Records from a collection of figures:

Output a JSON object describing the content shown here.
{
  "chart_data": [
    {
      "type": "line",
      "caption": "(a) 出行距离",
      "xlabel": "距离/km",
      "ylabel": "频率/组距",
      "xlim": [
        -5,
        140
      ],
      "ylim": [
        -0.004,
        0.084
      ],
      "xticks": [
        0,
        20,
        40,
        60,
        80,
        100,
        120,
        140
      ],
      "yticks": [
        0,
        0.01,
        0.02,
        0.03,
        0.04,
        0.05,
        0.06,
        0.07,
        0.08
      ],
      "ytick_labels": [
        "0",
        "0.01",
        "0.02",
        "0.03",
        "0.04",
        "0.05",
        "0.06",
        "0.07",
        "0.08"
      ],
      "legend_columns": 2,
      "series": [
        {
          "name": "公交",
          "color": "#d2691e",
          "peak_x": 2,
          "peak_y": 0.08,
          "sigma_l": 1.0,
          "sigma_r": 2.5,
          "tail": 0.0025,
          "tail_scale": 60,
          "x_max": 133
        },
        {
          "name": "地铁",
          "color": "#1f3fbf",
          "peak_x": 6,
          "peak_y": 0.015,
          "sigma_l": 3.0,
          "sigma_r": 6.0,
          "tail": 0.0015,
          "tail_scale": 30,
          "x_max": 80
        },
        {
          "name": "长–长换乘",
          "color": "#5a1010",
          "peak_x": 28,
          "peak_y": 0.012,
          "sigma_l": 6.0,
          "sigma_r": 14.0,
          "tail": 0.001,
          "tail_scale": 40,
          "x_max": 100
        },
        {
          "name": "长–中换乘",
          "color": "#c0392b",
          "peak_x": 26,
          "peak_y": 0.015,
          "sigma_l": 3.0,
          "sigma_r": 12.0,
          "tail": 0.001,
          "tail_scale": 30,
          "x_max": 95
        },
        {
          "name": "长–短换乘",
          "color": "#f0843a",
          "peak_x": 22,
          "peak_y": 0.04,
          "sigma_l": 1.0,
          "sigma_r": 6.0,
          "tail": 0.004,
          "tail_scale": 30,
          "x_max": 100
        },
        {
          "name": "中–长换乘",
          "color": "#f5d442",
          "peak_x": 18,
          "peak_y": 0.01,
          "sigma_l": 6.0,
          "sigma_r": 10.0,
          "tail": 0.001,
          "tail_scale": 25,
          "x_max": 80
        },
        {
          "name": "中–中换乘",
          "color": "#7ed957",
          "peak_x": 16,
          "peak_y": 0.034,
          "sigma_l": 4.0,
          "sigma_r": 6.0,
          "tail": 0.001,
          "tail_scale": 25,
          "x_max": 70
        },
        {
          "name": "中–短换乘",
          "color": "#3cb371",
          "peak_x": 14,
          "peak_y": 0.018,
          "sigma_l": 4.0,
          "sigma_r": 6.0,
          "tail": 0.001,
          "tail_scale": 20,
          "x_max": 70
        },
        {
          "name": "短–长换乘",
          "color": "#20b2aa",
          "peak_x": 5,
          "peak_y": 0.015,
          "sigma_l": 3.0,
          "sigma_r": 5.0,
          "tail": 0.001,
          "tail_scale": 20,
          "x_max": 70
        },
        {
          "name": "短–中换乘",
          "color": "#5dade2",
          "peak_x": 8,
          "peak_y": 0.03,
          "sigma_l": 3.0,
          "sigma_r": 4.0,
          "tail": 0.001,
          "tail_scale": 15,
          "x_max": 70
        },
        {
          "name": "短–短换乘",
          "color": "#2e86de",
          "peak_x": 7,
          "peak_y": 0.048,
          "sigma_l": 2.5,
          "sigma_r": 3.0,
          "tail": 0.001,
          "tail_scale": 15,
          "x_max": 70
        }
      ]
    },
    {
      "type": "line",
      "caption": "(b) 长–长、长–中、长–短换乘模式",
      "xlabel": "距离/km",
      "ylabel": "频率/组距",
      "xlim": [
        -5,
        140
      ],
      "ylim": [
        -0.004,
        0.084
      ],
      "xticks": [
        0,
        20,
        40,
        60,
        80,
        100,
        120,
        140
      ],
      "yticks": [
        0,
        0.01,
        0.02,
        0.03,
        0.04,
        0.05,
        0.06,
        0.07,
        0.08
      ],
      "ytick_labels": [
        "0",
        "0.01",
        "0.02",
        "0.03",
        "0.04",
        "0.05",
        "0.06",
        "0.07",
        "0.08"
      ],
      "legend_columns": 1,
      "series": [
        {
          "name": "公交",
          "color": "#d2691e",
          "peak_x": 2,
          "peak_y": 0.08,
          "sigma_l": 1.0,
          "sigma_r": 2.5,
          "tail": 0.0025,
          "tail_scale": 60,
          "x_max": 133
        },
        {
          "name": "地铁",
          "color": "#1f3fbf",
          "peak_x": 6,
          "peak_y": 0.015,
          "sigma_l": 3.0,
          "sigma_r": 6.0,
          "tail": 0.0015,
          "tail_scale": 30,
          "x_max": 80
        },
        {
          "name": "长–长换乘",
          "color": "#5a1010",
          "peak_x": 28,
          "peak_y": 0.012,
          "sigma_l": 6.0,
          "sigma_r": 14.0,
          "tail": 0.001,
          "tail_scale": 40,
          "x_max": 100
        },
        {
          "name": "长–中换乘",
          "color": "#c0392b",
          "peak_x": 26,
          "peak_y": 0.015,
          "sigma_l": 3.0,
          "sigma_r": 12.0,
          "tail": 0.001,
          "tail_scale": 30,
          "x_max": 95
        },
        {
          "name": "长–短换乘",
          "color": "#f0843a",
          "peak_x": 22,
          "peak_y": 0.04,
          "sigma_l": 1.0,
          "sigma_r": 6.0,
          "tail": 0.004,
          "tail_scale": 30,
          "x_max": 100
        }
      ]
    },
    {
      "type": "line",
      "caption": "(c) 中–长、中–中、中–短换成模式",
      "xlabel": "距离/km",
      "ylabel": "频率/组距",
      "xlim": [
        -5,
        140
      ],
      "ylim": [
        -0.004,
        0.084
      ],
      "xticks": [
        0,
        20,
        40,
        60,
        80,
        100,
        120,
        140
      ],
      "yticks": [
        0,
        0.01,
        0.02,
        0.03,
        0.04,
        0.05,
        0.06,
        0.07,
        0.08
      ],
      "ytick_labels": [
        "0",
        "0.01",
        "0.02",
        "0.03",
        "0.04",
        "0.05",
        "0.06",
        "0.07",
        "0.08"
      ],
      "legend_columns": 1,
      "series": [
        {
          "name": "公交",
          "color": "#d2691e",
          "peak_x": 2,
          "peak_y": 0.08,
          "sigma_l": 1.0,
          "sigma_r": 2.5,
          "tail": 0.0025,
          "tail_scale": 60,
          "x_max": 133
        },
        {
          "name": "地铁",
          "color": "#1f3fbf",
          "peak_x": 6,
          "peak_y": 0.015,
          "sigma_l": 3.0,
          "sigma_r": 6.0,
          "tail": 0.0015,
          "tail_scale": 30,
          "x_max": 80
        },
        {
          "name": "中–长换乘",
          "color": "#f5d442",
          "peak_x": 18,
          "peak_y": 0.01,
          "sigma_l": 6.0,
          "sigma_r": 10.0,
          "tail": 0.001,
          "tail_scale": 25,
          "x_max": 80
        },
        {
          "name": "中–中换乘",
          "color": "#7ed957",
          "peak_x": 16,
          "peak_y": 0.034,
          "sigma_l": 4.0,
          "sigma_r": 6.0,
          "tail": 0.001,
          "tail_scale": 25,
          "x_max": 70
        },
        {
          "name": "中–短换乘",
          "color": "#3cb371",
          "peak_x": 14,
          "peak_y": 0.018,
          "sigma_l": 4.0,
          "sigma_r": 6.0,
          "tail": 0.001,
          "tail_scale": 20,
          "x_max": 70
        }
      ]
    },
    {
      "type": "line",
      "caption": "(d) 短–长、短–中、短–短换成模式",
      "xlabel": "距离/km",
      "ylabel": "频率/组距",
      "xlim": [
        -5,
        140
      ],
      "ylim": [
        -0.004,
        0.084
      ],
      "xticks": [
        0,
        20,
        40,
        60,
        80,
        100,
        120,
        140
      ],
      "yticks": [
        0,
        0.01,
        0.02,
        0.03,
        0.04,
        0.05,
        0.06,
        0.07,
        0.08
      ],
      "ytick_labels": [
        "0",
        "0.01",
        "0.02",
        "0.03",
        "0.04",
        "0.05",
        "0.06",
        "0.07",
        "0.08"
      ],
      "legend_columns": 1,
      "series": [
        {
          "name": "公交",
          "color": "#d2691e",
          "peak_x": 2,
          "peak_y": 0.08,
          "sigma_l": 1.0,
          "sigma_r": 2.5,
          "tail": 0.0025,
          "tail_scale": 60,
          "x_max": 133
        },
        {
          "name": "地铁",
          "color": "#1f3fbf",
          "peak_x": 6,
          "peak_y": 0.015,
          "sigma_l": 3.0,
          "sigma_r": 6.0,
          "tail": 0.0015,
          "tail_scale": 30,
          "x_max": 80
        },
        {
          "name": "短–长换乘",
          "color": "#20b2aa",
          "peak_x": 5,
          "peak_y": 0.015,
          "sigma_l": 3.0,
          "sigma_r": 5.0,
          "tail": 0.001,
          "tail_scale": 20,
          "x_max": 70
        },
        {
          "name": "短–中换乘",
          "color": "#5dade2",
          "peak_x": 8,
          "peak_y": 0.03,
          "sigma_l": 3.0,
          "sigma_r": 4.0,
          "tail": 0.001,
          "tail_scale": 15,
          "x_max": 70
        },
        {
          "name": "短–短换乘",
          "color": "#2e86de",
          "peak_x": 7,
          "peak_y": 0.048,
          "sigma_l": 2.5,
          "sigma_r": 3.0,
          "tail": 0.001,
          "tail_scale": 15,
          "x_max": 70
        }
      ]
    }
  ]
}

Work to complete:
Show, from the material above, each line that includes the string "caption".

The completed task:
      "caption": "(a) 出行距离",
      "caption": "(b) 长–长、长–中、长–短换乘模式",
      "caption": "(c) 中–长、中–中、中–短换成模式",
      "caption": "(d) 短–长、短–中、短–短换成模式",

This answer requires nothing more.